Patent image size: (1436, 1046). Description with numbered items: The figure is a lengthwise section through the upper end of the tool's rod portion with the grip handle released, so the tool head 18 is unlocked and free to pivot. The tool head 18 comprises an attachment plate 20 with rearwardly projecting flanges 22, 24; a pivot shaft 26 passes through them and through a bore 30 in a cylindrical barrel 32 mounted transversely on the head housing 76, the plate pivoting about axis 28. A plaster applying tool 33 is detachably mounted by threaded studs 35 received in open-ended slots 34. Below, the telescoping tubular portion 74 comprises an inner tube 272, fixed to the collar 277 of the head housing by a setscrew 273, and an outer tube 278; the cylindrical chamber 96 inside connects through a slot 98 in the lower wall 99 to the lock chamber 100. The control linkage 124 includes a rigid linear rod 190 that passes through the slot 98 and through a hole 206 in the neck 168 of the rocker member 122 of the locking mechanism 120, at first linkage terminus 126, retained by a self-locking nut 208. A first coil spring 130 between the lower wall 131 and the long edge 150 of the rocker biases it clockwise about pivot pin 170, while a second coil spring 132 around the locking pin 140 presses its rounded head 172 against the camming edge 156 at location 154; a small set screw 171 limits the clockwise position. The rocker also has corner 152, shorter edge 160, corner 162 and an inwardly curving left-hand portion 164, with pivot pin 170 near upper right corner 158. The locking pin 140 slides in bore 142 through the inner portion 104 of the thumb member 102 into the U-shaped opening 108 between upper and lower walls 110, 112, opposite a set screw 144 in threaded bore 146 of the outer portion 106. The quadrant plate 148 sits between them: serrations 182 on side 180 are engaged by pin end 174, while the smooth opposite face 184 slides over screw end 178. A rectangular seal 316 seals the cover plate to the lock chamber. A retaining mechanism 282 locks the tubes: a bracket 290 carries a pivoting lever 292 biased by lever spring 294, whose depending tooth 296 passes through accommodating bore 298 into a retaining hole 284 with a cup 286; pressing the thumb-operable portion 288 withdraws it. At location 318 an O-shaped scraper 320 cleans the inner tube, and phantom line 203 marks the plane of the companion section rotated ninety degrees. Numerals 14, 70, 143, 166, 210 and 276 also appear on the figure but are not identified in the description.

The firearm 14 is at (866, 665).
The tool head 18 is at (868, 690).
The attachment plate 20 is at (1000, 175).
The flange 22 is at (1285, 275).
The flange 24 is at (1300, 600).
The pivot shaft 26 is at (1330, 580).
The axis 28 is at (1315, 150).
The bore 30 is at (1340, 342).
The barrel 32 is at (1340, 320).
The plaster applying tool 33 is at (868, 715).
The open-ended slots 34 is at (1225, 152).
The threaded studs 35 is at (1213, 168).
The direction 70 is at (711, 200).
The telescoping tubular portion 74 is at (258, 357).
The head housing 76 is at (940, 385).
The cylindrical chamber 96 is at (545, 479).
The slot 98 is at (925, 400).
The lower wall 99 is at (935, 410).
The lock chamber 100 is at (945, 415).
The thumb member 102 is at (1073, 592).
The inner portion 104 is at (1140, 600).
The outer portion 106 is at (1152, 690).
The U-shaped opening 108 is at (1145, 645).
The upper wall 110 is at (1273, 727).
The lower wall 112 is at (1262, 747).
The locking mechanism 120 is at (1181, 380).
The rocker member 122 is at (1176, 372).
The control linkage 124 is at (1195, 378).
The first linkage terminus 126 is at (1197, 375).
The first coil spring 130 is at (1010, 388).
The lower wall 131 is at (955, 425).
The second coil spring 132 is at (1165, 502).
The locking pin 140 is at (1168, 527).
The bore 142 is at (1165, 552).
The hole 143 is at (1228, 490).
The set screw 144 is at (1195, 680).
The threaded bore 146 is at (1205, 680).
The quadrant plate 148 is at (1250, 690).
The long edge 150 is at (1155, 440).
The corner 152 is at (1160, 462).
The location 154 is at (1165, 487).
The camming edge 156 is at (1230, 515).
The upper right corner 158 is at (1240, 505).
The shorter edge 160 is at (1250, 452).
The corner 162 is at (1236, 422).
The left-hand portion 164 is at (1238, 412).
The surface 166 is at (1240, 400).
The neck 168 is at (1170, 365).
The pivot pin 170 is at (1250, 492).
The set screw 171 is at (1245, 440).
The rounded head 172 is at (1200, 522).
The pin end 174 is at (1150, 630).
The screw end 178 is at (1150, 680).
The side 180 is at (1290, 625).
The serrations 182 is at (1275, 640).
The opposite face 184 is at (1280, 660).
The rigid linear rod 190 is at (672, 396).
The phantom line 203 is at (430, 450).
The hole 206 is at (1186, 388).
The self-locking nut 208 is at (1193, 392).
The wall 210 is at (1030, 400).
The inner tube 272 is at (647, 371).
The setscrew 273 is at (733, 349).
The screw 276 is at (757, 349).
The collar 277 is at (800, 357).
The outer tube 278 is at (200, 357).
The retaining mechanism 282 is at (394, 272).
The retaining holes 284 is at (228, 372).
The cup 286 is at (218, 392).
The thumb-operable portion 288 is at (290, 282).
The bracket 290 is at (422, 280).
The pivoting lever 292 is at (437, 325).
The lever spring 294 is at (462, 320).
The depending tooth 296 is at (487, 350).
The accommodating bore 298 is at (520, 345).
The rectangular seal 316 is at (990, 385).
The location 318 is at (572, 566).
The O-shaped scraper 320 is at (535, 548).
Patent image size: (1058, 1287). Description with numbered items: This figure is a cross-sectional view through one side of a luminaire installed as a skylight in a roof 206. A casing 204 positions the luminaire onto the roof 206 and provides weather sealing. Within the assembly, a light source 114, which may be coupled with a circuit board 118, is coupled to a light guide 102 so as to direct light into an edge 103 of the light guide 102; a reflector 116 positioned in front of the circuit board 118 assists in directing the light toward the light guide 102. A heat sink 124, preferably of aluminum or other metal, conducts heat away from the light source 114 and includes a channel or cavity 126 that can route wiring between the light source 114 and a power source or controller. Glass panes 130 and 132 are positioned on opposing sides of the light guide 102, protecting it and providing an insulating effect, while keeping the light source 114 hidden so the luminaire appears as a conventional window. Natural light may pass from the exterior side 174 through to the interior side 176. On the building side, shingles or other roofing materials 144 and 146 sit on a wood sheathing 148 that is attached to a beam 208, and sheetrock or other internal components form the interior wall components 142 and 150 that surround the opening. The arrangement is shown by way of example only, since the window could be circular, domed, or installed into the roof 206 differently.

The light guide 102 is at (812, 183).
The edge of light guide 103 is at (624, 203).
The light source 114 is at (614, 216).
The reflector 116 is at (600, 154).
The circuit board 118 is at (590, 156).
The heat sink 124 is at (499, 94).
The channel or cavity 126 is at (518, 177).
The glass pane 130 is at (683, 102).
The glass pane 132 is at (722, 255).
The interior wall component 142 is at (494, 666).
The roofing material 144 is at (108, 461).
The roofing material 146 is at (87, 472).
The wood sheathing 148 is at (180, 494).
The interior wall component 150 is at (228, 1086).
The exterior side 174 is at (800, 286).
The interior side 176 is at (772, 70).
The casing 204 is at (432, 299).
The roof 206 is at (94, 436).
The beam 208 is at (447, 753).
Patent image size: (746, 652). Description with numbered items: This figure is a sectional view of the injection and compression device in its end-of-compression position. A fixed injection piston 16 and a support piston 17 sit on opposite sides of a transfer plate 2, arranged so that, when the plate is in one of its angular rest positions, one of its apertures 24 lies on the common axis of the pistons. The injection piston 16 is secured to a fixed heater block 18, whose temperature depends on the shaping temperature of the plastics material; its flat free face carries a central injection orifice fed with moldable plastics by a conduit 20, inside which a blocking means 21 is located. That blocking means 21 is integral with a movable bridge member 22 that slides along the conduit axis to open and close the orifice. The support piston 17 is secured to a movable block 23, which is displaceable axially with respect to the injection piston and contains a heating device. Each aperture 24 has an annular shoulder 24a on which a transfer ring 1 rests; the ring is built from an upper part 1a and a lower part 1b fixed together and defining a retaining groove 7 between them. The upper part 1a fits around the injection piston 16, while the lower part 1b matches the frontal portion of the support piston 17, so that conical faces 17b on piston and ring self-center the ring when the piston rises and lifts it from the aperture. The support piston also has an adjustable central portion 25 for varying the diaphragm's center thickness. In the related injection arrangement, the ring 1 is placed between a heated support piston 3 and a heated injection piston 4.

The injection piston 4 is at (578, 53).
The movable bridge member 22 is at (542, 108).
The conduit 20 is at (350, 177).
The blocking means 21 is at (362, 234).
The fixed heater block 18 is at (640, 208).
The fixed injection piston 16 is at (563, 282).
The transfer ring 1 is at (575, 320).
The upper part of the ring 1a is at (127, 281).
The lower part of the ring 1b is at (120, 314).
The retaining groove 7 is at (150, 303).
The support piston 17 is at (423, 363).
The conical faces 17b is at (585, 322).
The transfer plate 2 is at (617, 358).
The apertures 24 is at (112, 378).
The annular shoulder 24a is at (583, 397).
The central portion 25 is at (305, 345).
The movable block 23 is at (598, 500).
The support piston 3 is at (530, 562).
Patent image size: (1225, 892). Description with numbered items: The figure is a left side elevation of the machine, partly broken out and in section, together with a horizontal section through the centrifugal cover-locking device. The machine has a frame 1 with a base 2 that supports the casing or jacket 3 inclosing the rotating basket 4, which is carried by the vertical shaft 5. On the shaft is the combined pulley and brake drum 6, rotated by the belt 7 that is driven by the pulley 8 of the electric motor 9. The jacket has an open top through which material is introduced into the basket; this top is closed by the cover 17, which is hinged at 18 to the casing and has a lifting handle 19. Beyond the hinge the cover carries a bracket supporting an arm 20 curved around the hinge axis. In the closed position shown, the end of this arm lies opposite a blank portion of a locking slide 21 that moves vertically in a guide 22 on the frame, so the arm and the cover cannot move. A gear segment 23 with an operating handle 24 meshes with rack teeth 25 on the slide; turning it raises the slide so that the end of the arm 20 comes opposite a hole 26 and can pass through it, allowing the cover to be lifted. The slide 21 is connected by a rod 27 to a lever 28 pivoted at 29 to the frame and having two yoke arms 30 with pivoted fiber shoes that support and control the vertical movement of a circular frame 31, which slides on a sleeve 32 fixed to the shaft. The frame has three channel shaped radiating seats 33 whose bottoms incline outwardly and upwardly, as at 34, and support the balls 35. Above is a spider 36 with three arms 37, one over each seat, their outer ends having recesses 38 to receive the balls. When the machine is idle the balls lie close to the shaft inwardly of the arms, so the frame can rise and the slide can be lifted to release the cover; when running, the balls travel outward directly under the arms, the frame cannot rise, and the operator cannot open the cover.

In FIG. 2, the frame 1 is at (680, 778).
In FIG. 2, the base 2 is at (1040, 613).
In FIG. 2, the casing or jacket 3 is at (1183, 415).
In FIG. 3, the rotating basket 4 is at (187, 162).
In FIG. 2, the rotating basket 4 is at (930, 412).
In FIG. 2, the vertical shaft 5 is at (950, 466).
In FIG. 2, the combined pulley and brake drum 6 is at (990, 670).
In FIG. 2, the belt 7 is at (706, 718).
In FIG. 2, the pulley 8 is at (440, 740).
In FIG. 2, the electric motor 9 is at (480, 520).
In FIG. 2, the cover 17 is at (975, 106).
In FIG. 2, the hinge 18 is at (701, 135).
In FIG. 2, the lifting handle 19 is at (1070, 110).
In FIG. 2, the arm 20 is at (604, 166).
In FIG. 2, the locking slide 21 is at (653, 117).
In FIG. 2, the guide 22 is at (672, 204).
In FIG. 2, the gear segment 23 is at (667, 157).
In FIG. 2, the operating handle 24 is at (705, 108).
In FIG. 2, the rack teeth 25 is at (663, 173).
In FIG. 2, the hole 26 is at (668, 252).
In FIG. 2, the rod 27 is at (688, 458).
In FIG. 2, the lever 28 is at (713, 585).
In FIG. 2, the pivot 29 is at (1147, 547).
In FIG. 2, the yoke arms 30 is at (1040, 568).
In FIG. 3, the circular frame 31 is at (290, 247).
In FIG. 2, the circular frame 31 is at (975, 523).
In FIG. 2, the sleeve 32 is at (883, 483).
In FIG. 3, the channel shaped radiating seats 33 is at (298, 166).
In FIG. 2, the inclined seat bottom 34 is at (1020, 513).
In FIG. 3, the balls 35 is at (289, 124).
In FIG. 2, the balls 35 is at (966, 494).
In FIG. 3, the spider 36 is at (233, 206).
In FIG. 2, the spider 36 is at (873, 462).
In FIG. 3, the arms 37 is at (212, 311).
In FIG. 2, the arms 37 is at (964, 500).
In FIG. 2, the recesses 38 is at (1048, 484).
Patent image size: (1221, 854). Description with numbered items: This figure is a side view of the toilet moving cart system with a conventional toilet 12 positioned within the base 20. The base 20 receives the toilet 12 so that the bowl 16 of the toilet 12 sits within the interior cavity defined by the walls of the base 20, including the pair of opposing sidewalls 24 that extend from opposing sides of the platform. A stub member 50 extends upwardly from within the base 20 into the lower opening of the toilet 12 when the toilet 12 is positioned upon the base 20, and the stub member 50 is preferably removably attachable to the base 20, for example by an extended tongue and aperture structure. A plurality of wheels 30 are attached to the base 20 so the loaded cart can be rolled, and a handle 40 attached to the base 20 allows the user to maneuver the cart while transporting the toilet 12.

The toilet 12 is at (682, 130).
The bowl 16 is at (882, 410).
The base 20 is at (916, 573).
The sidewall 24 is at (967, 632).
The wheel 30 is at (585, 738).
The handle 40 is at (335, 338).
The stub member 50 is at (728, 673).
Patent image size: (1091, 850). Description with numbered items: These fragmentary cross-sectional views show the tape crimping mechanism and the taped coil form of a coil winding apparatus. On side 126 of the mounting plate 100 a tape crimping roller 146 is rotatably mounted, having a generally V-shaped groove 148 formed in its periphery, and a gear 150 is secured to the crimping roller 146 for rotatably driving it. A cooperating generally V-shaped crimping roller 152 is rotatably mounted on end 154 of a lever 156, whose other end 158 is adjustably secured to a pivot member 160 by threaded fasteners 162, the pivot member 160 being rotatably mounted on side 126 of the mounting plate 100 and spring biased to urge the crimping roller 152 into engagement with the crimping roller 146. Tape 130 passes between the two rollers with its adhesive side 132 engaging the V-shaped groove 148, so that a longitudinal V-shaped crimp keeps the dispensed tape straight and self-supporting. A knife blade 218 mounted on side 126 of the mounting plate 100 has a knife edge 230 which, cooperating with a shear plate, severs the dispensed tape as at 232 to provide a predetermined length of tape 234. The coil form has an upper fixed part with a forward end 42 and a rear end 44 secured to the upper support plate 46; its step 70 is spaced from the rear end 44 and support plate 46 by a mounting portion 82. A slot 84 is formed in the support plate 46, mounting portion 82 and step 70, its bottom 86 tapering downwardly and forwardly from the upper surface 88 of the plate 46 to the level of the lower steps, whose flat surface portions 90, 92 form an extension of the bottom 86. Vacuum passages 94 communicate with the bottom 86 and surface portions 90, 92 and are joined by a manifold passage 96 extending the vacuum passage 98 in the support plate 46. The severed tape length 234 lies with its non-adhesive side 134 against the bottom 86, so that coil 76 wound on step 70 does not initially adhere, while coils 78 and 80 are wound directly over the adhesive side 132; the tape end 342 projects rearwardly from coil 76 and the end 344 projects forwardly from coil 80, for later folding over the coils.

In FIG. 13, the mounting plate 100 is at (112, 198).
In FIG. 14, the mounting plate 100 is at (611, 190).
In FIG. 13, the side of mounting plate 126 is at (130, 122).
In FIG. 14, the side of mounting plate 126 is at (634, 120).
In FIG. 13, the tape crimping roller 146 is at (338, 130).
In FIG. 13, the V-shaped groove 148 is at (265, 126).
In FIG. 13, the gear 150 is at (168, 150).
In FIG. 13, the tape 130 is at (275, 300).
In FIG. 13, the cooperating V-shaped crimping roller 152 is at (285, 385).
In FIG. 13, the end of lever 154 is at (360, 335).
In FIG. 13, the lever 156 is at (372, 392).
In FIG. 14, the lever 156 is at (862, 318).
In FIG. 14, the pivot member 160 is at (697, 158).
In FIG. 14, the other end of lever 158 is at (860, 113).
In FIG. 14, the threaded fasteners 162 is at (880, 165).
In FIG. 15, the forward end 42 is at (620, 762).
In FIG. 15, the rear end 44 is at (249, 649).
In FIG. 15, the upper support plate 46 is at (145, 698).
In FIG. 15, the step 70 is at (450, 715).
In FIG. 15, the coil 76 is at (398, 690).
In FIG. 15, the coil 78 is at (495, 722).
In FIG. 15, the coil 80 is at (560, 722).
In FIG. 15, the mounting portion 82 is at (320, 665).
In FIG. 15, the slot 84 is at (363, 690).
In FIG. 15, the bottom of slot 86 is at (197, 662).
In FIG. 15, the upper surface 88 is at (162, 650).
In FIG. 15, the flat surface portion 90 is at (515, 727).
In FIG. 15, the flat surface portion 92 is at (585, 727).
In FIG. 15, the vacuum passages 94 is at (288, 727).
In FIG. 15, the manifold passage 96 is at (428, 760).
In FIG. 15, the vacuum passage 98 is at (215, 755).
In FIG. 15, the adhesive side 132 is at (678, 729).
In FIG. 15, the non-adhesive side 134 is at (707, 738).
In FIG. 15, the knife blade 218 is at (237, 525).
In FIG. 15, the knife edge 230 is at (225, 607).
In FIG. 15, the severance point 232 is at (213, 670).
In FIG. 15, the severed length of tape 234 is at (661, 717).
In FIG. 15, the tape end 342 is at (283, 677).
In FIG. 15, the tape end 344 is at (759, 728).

▬▬▬

Please pull out everything in the records from the line containing "Patent image size: (1225, 892)." down to the line containing "In FIG. 2, the vertical", including both of those lines, and reproduce it word for word.

Patent image size: (1225, 892). Description with numbered items: The figure is a left side elevation of the machine, partly broken out and in section, together with a horizontal section through the centrifugal cover-locking device. The machine has a frame 1 with a base 2 that supports the casing or jacket 3 inclosing the rotating basket 4, which is carried by the vertical shaft 5. On the shaft is the combined pulley and brake drum 6, rotated by the belt 7 that is driven by the pulley 8 of the electric motor 9. The jacket has an open top through which material is introduced into the basket; this top is closed by the cover 17, which is hinged at 18 to the casing and has a lifting handle 19. Beyond the hinge the cover carries a bracket supporting an arm 20 curved around the hinge axis. In the closed position shown, the end of this arm lies opposite a blank portion of a locking slide 21 that moves vertically in a guide 22 on the frame, so the arm and the cover cannot move. A gear segment 23 with an operating handle 24 meshes with rack teeth 25 on the slide; turning it raises the slide so that the end of the arm 20 comes opposite a hole 26 and can pass through it, allowing the cover to be lifted. The slide 21 is connected by a rod 27 to a lever 28 pivoted at 29 to the frame and having two yoke arms 30 with pivoted fiber shoes that support and control the vertical movement of a circular frame 31, which slides on a sleeve 32 fixed to the shaft. The frame has three channel shaped radiating seats 33 whose bottoms incline outwardly and upwardly, as at 34, and support the balls 35. Above is a spider 36 with three arms 37, one over each seat, their outer ends having recesses 38 to receive the balls. When the machine is idle the balls lie close to the shaft inwardly of the arms, so the frame can rise and the slide can be lifted to release the cover; when running, the balls travel outward directly under the arms, the frame cannot rise, and the operator cannot open the cover.

In FIG. 2, the frame 1 is at (680, 778).
In FIG. 2, the base 2 is at (1040, 613).
In FIG. 2, the casing or jacket 3 is at (1183, 415).
In FIG. 3, the rotating basket 4 is at (187, 162).
In FIG. 2, the rotating basket 4 is at (930, 412).
In FIG. 2, the vertical shaft 5 is at (950, 466).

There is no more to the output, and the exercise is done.